**EXERCISE DETAILS:** Exact repetition of every entry is required.

───

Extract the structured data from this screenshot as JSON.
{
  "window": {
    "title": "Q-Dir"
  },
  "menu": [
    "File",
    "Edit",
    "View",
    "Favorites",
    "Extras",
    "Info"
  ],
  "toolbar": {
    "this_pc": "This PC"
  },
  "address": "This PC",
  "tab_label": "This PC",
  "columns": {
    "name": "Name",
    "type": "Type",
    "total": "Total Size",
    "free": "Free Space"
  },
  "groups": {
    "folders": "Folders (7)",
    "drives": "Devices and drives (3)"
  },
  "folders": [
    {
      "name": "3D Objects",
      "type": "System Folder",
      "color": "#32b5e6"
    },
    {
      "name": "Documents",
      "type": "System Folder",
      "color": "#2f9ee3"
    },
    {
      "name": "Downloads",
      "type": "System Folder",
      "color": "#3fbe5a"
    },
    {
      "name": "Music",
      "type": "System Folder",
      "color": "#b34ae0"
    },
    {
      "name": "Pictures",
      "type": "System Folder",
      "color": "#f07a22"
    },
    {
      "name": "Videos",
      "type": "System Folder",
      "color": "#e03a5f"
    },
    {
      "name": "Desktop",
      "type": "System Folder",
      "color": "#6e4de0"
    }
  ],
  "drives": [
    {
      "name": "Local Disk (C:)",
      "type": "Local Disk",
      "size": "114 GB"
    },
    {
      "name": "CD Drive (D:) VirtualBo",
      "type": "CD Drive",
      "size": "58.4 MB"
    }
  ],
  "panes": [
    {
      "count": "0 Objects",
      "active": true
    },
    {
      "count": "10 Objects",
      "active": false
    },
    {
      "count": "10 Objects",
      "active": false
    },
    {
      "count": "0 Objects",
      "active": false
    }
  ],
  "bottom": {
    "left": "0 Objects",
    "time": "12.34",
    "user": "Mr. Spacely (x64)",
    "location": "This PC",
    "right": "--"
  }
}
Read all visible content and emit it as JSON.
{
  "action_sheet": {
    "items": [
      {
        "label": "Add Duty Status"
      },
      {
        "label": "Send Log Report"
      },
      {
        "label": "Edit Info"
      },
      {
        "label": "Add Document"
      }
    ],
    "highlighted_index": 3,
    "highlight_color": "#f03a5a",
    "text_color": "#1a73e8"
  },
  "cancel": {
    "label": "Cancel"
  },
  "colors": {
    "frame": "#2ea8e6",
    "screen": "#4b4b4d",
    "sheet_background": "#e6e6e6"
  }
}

───

**WRITTEN SOLUTION:**
Extract the structured data from this screenshot as JSON.
{
  "window": {
    "title": "Q-Dir"
  },
  "menu": [
    "File",
    "Edit",
    "View",
    "Favorites",
    "Extras",
    "Info"
  ],
  "toolbar": {
    "this_pc": "This PC"
  },
  "address": "This PC",
  "tab_label": "This PC",
  "columns": {
    "name": "Name",
    "type": "Type",
    "total": "Total Size",
    "free": "Free Space"
  },
  "groups": {
    "folders": "Folders (7)",
    "drives": "Devices and drives (3)"
  },
  "folders": [
    {
      "name": "3D Objects",
      "type": "System Folder",
      "color": "#32b5e6"
    },
    {
      "name": "Documents",
      "type": "System Folder",
      "color": "#2f9ee3"
    },
    {
      "name": "Downloads",
      "type": "System Folder",
      "color": "#3fbe5a"
    },
    {
      "name": "Music",
      "type": "System Folder",
      "color": "#b34ae0"
    },
    {
      "name": "Pictures",
      "type": "System Folder",
      "color": "#f07a22"
    },
    {
      "name": "Videos",
      "type": "System Folder",
      "color": "#e03a5f"
    },
    {
      "name": "Desktop",
      "type": "System Folder",
      "color": "#6e4de0"
    }
  ],
  "drives": [
    {
      "name": "Local Disk (C:)",
      "type": "Local Disk",
      "size": "114 GB"
    },
    {
      "name": "CD Drive (D:) VirtualBo",
      "type": "CD Drive",
      "size": "58.4 MB"
    }
  ],
  "panes": [
    {
      "count": "0 Objects",
      "active": true
    },
    {
      "count": "10 Objects",
      "active": false
    },
    {
      "count": "10 Objects",
      "active": false
    },
    {
      "count": "0 Objects",
      "active": false
    }
  ],
  "bottom": {
    "left": "0 Objects",
    "time": "12.34",
    "user": "Mr. Spacely (x64)",
    "location": "This PC",
    "right": "--"
  }
}
Read all visible content and emit it as JSON.
{
  "action_sheet": {
    "items": [
      {
        "label": "Add Duty Status"
      },
      {
        "label": "Send Log Report"
      },
      {
        "label": "Edit Info"
      },
      {
        "label": "Add Document"
      }
    ],
    "highlighted_index": 3,
    "highlight_color": "#f03a5a",
    "text_color": "#1a73e8"
  },
  "cancel": {
    "label": "Cancel"
  },
  "colors": {
    "frame": "#2ea8e6",
    "screen": "#4b4b4d",
    "sheet_background": "#e6e6e6"
  }
}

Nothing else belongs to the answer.